Travail demandé
Citez mot pour mot le passage de la chronique qui part de « Pour être précis, il » et se poursuit jusqu'à « connaissent pas encore! ».

12/10/2011
A deux pas de chez elle, de François Gravel
Une chronique de Richard
François Gravel est un auteur prolifique qui a commencé sa carrière en écrivant pour les adultes . Puis, un jour, son fils lui a dit que ce n’était pas juste, que lui aussi voulait lire ce que son père écrivait. Alors, ce professeur d’économie, maintenant à la retraite, a commencé une très belle carrière d’auteur pour la jeunesse sans négliger pour autant ses lecteurs adultes.
«À deux pas de chez elle» est, selon la 4e de couverture, « ... sa première incursion dans l’univers du roman policier ...».
Pour être précis, il faudrait ajouter que certains de ses romans pour la jeunesse frôlent de très près ce monde qui nous passionne, le monde du polar, de l’enquête et de la recherche d’une solution à une énigme. Je peux vous dire que, comme directeur d’école (à la retraite !), les romans de François Gravel étaient fort populaires, même qu’ils plaisaient beaucoup aux garçons. De plus, en mai dernier, lors de la remise des Prix de reconnaissance du ministère de l’Éducation, du Loisir et du Sport, j’ai pu me rendre compte du charisme de François Gravel, du magnétisme du père de «Klonk» et de ses talents de conteur comme dans sa série «Sauvage». Lecteurs, lectrices, faites plaisir à vos enfants et faites-leur connaître François Gravel, s’ils ne le connaissent pas encore!
Mais revenons à ce dernier polar, sujet de cette chronique. Dès la page couverture, on nous annonce qu’il y aura une suite, que «À deux pas de chez elle» est la première enquête de Chloé Perreault. Première réaction: scepticisme et ensuite, curiosité ! Qu’est-ce qu’un nouveau personnage viendra ajouter à ce monde du polar déjà bien rempli de personnages récurrents, de policiers troublés et d’enquêtrices qui veulent faire leur place dans ce monde d’hommes ?

Entrées tirées d'une collection
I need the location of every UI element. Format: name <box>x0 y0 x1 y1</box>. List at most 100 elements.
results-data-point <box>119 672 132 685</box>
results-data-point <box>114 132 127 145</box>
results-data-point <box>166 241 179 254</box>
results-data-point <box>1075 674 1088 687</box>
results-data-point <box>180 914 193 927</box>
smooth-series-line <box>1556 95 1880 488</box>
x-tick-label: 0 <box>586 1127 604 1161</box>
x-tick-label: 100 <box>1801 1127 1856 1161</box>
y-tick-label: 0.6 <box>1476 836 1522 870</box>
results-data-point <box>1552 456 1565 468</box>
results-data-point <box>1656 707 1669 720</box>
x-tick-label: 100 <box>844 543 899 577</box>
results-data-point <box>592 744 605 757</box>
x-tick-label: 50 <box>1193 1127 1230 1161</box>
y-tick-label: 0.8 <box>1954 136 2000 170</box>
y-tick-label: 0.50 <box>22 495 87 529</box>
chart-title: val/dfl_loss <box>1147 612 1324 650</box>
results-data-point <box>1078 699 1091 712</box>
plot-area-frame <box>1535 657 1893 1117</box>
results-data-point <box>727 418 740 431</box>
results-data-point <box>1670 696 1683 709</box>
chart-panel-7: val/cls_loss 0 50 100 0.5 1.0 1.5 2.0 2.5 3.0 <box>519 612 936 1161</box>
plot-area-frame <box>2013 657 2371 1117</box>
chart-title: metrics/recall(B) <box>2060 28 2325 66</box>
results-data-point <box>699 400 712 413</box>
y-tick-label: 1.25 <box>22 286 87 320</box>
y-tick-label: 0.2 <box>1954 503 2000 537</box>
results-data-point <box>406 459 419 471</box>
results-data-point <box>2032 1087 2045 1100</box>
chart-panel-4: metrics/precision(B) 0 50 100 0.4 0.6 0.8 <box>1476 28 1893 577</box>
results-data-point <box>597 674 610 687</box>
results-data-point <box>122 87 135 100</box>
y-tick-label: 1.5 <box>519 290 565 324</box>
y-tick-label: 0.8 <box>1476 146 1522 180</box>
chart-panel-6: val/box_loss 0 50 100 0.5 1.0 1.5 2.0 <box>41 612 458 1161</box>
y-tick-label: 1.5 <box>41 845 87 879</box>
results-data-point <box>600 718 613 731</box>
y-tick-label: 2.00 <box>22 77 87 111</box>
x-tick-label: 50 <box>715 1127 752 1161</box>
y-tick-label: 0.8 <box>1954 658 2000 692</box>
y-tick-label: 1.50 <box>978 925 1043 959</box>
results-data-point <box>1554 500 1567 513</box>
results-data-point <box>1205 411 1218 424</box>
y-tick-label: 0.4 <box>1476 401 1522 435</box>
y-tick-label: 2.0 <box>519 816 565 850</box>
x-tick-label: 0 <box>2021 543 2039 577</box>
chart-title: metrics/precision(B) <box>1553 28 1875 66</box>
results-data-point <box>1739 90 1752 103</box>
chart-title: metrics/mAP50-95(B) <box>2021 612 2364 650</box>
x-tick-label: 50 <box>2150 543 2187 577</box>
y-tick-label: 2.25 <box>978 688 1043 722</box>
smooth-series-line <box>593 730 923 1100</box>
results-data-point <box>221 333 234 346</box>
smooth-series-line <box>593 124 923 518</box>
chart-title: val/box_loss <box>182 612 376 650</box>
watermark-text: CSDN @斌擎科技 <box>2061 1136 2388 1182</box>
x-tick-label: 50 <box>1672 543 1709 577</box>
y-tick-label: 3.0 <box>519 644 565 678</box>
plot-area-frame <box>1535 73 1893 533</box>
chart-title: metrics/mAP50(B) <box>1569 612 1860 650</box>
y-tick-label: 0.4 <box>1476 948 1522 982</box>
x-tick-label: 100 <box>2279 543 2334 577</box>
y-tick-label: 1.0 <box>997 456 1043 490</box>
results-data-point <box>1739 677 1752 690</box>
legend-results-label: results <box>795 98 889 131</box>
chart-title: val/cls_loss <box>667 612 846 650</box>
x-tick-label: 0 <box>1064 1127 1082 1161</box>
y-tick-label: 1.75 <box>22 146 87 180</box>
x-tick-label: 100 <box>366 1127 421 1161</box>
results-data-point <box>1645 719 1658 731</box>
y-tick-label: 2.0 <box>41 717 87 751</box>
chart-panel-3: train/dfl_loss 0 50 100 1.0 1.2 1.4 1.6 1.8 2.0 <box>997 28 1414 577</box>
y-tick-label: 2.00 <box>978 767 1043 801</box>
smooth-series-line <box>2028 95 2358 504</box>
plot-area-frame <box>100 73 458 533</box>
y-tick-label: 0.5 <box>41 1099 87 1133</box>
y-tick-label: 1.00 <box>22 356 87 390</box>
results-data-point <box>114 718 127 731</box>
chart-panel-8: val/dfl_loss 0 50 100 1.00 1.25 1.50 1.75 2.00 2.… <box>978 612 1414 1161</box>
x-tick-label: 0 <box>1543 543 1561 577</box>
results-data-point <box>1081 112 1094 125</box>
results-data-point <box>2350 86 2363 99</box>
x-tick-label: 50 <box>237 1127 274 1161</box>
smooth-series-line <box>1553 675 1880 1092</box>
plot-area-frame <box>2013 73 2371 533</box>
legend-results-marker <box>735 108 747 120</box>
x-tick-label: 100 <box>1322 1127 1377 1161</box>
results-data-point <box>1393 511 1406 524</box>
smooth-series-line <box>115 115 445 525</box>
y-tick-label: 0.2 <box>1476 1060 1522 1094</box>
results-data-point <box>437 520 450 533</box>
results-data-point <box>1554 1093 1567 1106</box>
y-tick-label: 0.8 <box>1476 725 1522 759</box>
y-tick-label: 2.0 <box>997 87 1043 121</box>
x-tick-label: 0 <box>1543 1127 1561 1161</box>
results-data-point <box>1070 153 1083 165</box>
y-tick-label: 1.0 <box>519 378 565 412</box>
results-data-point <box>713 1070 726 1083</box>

Réponse rédigée
Pour être précis, il faudrait ajouter que certains de ses romans pour la jeunesse frôlent de très près ce monde qui nous passionne, le monde du polar, de l’enquête et de la recherche d’une solution à une énigme. Je peux vous dire que, comme directeur d’école (à la retraite !), les romans de François Gravel étaient fort populaires, même qu’ils plaisaient beaucoup aux garçons. De plus, en mai dernier, lors de la remise des Prix de reconnaissance du ministère de l’Éducation, du Loisir et du Sport, j’ai pu me rendre compte du charisme de François Gravel, du magnétisme du père de «Klonk» et de ses talents de conteur comme dans sa série «Sauvage». Lecteurs, lectrices, faites plaisir à vos enfants et faites-leur connaître François Gravel, s’ils ne le connaissent pas encore!